Aim of the task ▸ Lines containing the word "combustible" are the ones to copy from the records below.

Data listing ▸
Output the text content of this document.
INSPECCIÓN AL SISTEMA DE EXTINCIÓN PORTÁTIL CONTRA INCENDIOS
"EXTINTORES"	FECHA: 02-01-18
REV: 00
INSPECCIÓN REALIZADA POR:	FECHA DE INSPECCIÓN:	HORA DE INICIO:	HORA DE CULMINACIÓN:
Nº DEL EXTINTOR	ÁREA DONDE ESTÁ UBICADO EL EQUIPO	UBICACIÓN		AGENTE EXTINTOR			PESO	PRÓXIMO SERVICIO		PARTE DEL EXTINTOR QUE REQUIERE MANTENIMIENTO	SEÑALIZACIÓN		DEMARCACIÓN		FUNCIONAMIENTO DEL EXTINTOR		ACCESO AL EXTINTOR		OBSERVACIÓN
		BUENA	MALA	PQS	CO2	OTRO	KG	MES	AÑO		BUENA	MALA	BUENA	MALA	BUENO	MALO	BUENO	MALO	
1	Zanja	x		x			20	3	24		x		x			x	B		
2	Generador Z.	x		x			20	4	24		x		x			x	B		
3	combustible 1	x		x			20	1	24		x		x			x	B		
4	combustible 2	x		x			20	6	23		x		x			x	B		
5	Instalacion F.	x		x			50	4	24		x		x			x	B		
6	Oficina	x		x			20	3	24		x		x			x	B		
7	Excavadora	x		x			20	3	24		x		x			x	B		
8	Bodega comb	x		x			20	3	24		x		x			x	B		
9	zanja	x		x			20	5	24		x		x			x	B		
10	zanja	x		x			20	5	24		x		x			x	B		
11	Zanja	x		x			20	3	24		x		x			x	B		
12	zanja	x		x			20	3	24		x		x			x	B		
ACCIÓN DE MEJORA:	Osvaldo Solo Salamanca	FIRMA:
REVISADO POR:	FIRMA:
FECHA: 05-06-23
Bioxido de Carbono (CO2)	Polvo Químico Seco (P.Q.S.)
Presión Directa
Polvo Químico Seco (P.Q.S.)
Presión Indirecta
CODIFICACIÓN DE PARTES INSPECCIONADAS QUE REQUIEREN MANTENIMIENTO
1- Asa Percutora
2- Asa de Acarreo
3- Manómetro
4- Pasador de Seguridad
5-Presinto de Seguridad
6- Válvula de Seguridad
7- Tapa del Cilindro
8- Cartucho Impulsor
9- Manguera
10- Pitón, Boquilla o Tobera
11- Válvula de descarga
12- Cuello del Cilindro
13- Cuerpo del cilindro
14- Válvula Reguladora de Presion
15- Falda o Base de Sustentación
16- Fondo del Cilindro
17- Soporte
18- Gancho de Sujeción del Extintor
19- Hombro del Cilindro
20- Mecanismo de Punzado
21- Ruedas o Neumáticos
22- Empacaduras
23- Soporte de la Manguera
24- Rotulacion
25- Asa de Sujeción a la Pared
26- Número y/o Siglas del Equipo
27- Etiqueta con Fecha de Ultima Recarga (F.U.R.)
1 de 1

* * *

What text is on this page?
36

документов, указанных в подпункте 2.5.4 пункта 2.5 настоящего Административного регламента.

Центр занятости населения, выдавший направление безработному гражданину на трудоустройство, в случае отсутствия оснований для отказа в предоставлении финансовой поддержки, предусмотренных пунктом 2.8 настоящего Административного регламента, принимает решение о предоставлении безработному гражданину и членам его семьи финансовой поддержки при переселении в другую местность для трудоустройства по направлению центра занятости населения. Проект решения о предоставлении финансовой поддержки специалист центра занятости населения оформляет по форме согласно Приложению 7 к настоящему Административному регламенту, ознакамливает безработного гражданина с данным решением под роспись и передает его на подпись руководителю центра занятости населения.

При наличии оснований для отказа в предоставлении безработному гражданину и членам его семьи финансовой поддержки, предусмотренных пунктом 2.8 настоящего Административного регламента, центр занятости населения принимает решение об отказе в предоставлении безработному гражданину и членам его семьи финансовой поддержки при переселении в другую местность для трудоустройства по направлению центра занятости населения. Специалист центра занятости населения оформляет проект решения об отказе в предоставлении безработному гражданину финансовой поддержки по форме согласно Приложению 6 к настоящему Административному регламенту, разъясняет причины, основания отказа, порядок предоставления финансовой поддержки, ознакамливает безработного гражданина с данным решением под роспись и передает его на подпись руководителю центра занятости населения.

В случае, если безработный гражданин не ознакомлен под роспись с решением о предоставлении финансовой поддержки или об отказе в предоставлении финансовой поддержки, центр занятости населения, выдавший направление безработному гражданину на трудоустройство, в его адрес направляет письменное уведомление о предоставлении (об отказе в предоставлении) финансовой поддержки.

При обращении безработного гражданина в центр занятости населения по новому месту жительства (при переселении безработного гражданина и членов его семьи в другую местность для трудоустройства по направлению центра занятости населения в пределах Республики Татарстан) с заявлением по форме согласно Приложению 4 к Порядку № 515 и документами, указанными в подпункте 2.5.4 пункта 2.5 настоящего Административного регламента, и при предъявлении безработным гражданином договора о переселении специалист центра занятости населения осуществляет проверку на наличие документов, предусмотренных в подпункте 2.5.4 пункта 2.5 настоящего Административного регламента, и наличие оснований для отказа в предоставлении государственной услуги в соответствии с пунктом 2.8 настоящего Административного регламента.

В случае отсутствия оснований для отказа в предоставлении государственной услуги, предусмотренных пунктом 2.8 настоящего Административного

Exercise output ▸
3	combustible 1	x		x			20	1	24		x		x			x	B		
4	combustible 2	x		x			20	6	23		x		x			x	B		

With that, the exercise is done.